Directive: Go through the records line by line and work out how many lines hold the word "SolidWorks". Answer with the number only.

Stored data:
Begin
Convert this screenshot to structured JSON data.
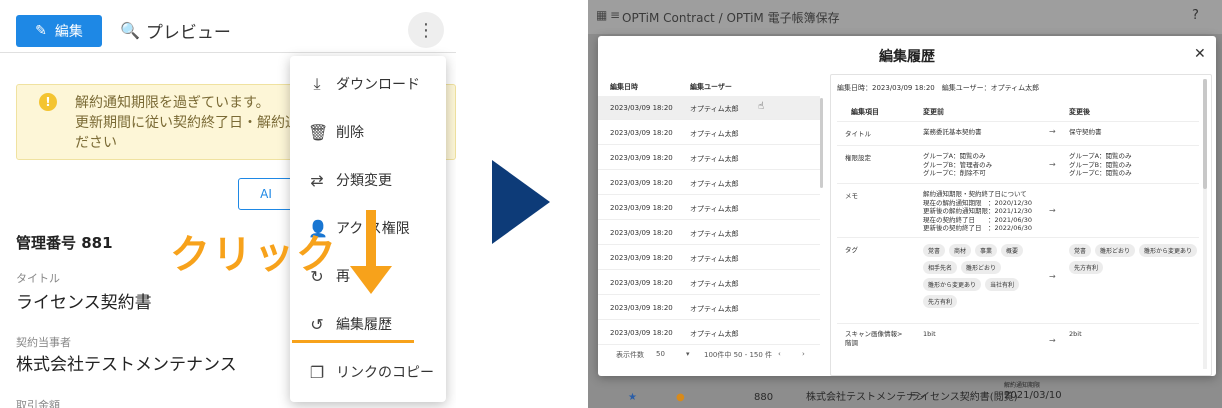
{
  "left": {
    "edit_label": "編集",
    "preview_label": "プレビュー",
    "alert_line1": "解約通知期限を過ぎています。",
    "alert_line2": "更新期間に従い契約終了日・解約通",
    "alert_line3": "ださい",
    "ai_label": "AI",
    "management_number": "管理番号 881",
    "title_label": "タイトル",
    "title_value": "ライセンス契約書",
    "party_label": "契約当事者",
    "party_value": "株式会社テストメンテナンス",
    "amount_label": "取引金額",
    "click_annotation": "クリック",
    "menu": [
      {
        "icon": "download-icon",
        "label": "ダウンロード"
      },
      {
        "icon": "trash-icon",
        "label": "削除"
      },
      {
        "icon": "swap-icon",
        "label": "分類変更"
      },
      {
        "icon": "person-add-icon",
        "label": "アク    ス権限"
      },
      {
        "icon": "refresh-icon",
        "label": "再     "
      },
      {
        "icon": "history-icon",
        "label": "編集履歴"
      },
      {
        "icon": "copy-icon",
        "label": "リンクのコピー"
      }
    ]
  },
  "right": {
    "breadcrumb": "OPTiM Contract / OPTiM 電子帳簿保存",
    "modal_title": "編集履歴",
    "list_headers": [
      "編集日時",
      "編集ユーザー"
    ],
    "list_rows": [
      {
        "date": "2023/03/09 18:20",
        "user": "オプティム太郎"
      },
      {
        "date": "2023/03/09 18:20",
        "user": "オプティム太郎"
      },
      {
        "date": "2023/03/09 18:20",
        "user": "オプティム太郎"
      },
      {
        "date": "2023/03/09 18:20",
        "user": "オプティム太郎"
      },
      {
        "date": "2023/03/09 18:20",
        "user": "オプティム太郎"
      },
      {
        "date": "2023/03/09 18:20",
        "user": "オプティム太郎"
      },
      {
        "date": "2023/03/09 18:20",
        "user": "オプティム太郎"
      },
      {
        "date": "2023/03/09 18:20",
        "user": "オプティム太郎"
      },
      {
        "date": "2023/03/09 18:20",
        "user": "オプティム太郎"
      },
      {
        "date": "2023/03/09 18:20",
        "user": "オプティム太郎"
      }
    ],
    "footer_per_page_label": "表示件数",
    "footer_per_page": "50",
    "footer_range": "100件中 50 - 150 件",
    "detail_header": "編集日時：2023/03/09 18:20　編集ユーザー：オプティム太郎",
    "detail_columns": [
      "編集項目",
      "変更前",
      "変更後"
    ],
    "detail_rows": {
      "title": {
        "field": "タイトル",
        "before": "業務委託基本契約書",
        "after": "保守契約書"
      },
      "perm": {
        "field": "権限設定",
        "before": "グループA：閲覧のみ\nグループB：管理者のみ\nグループC：削除不可",
        "after": "グループA：閲覧のみ\nグループB：閲覧のみ\nグループC：閲覧のみ"
      },
      "memo": {
        "field": "メモ",
        "before": "解約通知期限・契約終了日について\n現在の解約通知期限　：2020/12/30\n更新後の解約通知期限：2021/12/30\n現在の契約終了日　　：2021/06/30\n更新後の契約終了日　：2022/06/30",
        "after": ""
      },
      "tag": {
        "field": "タグ",
        "before_chips": [
          "覚書",
          "商材",
          "事業",
          "概要",
          "相手先名",
          "雛形どおり",
          "雛形から変更あり",
          "当社有利",
          "先方有利"
        ],
        "after_chips": [
          "覚書",
          "雛形どおり",
          "雛形から変更あり",
          "先方有利"
        ]
      },
      "scan": {
        "field": "スキャン画像情報>\n階調",
        "before": "1bit",
        "after": "2bit"
      }
    },
    "bg_number": "880",
    "bg_company": "株式会社テストメンテナン",
    "bg_contract": "ライセンス契約書(閲覧)",
    "bg_date_label": "解約通知期限",
    "bg_date": "2021/03/10"
  }
}
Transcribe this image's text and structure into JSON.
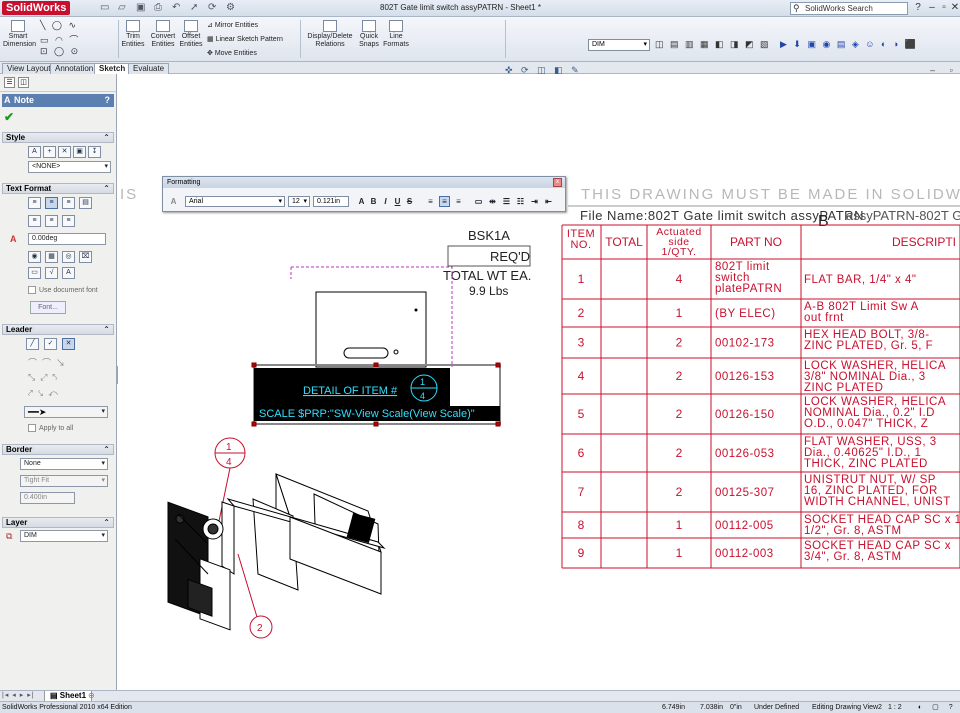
{
  "app": {
    "name": "SolidWorks",
    "window_title": "802T Gate limit switch assyPATRN - Sheet1 *",
    "search_placeholder": "SolidWorks Search"
  },
  "ribbon": {
    "smart_dimension": "Smart Dimension",
    "trim": "Trim Entities",
    "convert": "Convert Entities",
    "offset": "Offset Entities",
    "mirror": "Mirror Entities",
    "linear_pattern": "Linear Sketch Pattern",
    "move": "Move Entities",
    "display_delete": "Display/Delete Relations",
    "quick_snaps": "Quick Snaps",
    "line_formats": "Line Formats",
    "layer_select": "DIM"
  },
  "tabs": [
    "View Layout",
    "Annotation",
    "Sketch",
    "Evaluate"
  ],
  "active_tab": "Sketch",
  "panel": {
    "title": "Note",
    "help": "?",
    "style": {
      "header": "Style",
      "select": "<NONE>"
    },
    "text_format": {
      "header": "Text Format",
      "angle": "0.00deg",
      "use_doc_font": "Use document font",
      "font_btn": "Font..."
    },
    "leader": {
      "header": "Leader",
      "apply_all": "Apply to all"
    },
    "border": {
      "header": "Border",
      "style": "None",
      "size": "Tight Fit",
      "value": "0.400in"
    },
    "layer": {
      "header": "Layer",
      "select": "DIM"
    }
  },
  "formatting": {
    "title": "Formatting",
    "font": "Arial",
    "size": "12",
    "height": "0.121in"
  },
  "drawing": {
    "banner": "THIS DRAWING MUST BE MADE IN SOLIDW",
    "banner_left": "IS",
    "file_line": "File Name:802T Gate limit switch assyPATRN",
    "file_overlap": "assyPATRN-802T Gate",
    "title_block": {
      "bsk": "BSK1A",
      "reqd": "REQ'D",
      "total_wt": "TOTAL WT EA.",
      "lbs": "9.9 Lbs"
    },
    "detail": {
      "label": "DETAIL OF ITEM #",
      "balloon_top": "1",
      "balloon_bot": "4",
      "scale": "SCALE $PRP:\"SW-View Scale(View Scale)\""
    },
    "balloon1": {
      "top": "1",
      "bottom": "4"
    },
    "balloon2": "2",
    "bom": {
      "headers": {
        "item": "ITEM NO.",
        "total": "TOTAL",
        "qty": "Actuated side 1/QTY.",
        "part": "PART NO",
        "desc": "DESCRIPTI"
      },
      "rows": [
        {
          "item": "1",
          "qty": "4",
          "part": "802T limit switch platePATRN",
          "desc": "FLAT BAR, 1/4\" x 4\""
        },
        {
          "item": "2",
          "qty": "1",
          "part": "(BY ELEC)",
          "desc": "A-B 802T Limit Sw A out frnt"
        },
        {
          "item": "3",
          "qty": "2",
          "part": "00102-173",
          "desc": "HEX HEAD BOLT, 3/8- ZINC PLATED, Gr. 5, F"
        },
        {
          "item": "4",
          "qty": "2",
          "part": "00126-153",
          "desc": "LOCK WASHER, HELICA 3/8\" NOMINAL Dia., 3 ZINC PLATED"
        },
        {
          "item": "5",
          "qty": "2",
          "part": "00126-150",
          "desc": "LOCK WASHER, HELICA NOMINAL Dia., 0.2\" I.D O.D., 0.047\" THICK, Z"
        },
        {
          "item": "6",
          "qty": "2",
          "part": "00126-053",
          "desc": "FLAT WASHER, USS, 3 Dia., 0.40625\" I.D., 1 THICK, ZINC PLATED"
        },
        {
          "item": "7",
          "qty": "2",
          "part": "00125-307",
          "desc": "UNISTRUT NUT, W/ SP 16, ZINC PLATED, FOR WIDTH CHANNEL, UNIST"
        },
        {
          "item": "8",
          "qty": "1",
          "part": "00112-005",
          "desc": "SOCKET HEAD CAP SC x 1 1/2\", Gr. 8, ASTM"
        },
        {
          "item": "9",
          "qty": "1",
          "part": "00112-003",
          "desc": "SOCKET HEAD CAP SC x 3/4\", Gr. 8, ASTM"
        }
      ]
    }
  },
  "sheet_tab": "Sheet1",
  "status": {
    "edition": "SolidWorks Professional 2010 x64 Edition",
    "x": "6.749in",
    "y": "7.038in",
    "z": "0\"in",
    "state": "Under Defined",
    "editing": "Editing Drawing View2",
    "scale": "1 : 2"
  },
  "colors": {
    "accent": "#5a7fb0",
    "bom_red": "#c8102e",
    "note_bg": "#000000",
    "note_text": "#2fe0ff"
  }
}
End
Solution to the exercise: 3